Instructions to follow:
Your task is to output the entries below word for word.

Records for processing:
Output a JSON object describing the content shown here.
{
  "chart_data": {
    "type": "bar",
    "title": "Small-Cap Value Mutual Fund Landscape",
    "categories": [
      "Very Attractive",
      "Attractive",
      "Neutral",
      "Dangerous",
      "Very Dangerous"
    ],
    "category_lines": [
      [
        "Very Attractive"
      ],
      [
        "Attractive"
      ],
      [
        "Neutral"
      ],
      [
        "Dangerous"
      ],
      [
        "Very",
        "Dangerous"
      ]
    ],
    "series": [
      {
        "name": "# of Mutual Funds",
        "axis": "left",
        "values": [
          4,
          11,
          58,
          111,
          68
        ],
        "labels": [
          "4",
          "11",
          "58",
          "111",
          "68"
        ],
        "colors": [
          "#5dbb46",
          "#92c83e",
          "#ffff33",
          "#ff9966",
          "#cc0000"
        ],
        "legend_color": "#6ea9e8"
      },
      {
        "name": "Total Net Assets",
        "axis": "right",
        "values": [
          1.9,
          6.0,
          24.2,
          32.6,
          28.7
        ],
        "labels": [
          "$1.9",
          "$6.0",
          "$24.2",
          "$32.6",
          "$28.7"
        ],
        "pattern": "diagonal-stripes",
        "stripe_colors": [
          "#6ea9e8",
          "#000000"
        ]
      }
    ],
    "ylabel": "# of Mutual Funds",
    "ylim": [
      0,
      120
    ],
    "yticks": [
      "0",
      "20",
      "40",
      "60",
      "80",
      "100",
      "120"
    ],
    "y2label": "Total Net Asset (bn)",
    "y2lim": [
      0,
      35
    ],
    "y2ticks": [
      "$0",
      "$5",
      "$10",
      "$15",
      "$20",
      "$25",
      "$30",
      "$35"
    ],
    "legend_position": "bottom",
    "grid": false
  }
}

Solution:
Output a JSON object describing the content shown here.
{
  "chart_data": {
    "type": "bar",
    "title": "Small-Cap Value Mutual Fund Landscape",
    "categories": [
      "Very Attractive",
      "Attractive",
      "Neutral",
      "Dangerous",
      "Very Dangerous"
    ],
    "category_lines": [
      [
        "Very Attractive"
      ],
      [
        "Attractive"
      ],
      [
        "Neutral"
      ],
      [
        "Dangerous"
      ],
      [
        "Very",
        "Dangerous"
      ]
    ],
    "series": [
      {
        "name": "# of Mutual Funds",
        "axis": "left",
        "values": [
          4,
          11,
          58,
          111,
          68
        ],
        "labels": [
          "4",
          "11",
          "58",
          "111",
          "68"
        ],
        "colors": [
          "#5dbb46",
          "#92c83e",
          "#ffff33",
          "#ff9966",
          "#cc0000"
        ],
        "legend_color": "#6ea9e8"
      },
      {
        "name": "Total Net Assets",
        "axis": "right",
        "values": [
          1.9,
          6.0,
          24.2,
          32.6,
          28.7
        ],
        "labels": [
          "$1.9",
          "$6.0",
          "$24.2",
          "$32.6",
          "$28.7"
        ],
        "pattern": "diagonal-stripes",
        "stripe_colors": [
          "#6ea9e8",
          "#000000"
        ]
      }
    ],
    "ylabel": "# of Mutual Funds",
    "ylim": [
      0,
      120
    ],
    "yticks": [
      "0",
      "20",
      "40",
      "60",
      "80",
      "100",
      "120"
    ],
    "y2label": "Total Net Asset (bn)",
    "y2lim": [
      0,
      35
    ],
    "y2ticks": [
      "$0",
      "$5",
      "$10",
      "$15",
      "$20",
      "$25",
      "$30",
      "$35"
    ],
    "legend_position": "bottom",
    "grid": false
  }
}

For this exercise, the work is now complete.